Count how many lines contain the word "based". Respond with the number alone.
=====
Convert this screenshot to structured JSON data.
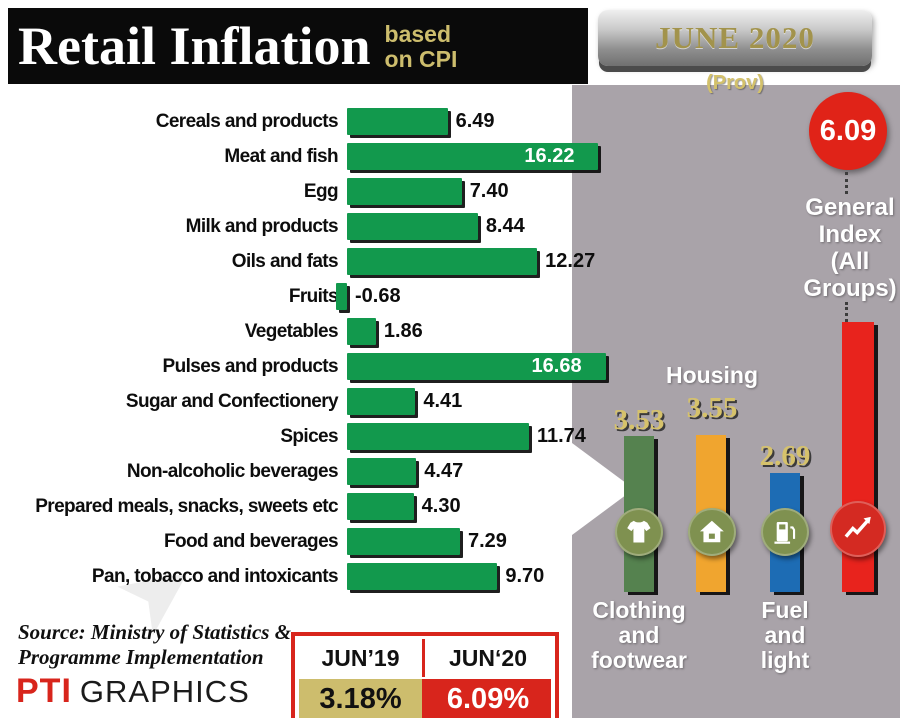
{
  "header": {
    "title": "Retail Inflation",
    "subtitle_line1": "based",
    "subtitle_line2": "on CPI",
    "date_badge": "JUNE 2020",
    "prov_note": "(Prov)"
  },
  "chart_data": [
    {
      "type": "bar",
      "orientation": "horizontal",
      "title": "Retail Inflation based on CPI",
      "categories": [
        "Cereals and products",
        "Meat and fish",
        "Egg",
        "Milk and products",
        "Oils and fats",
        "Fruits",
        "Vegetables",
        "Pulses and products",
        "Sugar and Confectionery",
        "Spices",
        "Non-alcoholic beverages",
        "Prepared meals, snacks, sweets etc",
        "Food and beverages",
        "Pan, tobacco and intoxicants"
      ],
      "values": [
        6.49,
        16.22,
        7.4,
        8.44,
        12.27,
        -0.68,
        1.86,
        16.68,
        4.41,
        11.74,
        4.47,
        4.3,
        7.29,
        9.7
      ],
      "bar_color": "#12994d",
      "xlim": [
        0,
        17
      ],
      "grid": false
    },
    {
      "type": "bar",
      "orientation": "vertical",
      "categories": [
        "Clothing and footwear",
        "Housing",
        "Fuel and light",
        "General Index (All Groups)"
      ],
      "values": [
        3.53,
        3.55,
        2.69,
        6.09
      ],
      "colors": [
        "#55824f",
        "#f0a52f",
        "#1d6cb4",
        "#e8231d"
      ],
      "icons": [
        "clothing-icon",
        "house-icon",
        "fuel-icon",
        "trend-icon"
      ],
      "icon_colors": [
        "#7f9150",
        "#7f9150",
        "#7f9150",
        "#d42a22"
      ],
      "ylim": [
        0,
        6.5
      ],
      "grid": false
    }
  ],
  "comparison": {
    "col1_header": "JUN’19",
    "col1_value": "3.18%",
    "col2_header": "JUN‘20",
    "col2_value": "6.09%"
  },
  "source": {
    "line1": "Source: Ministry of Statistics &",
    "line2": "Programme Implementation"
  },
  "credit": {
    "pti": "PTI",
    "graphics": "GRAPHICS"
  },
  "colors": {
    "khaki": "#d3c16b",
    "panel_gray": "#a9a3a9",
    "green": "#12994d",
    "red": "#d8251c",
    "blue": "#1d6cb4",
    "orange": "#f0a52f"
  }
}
=====
RESPONSE: 2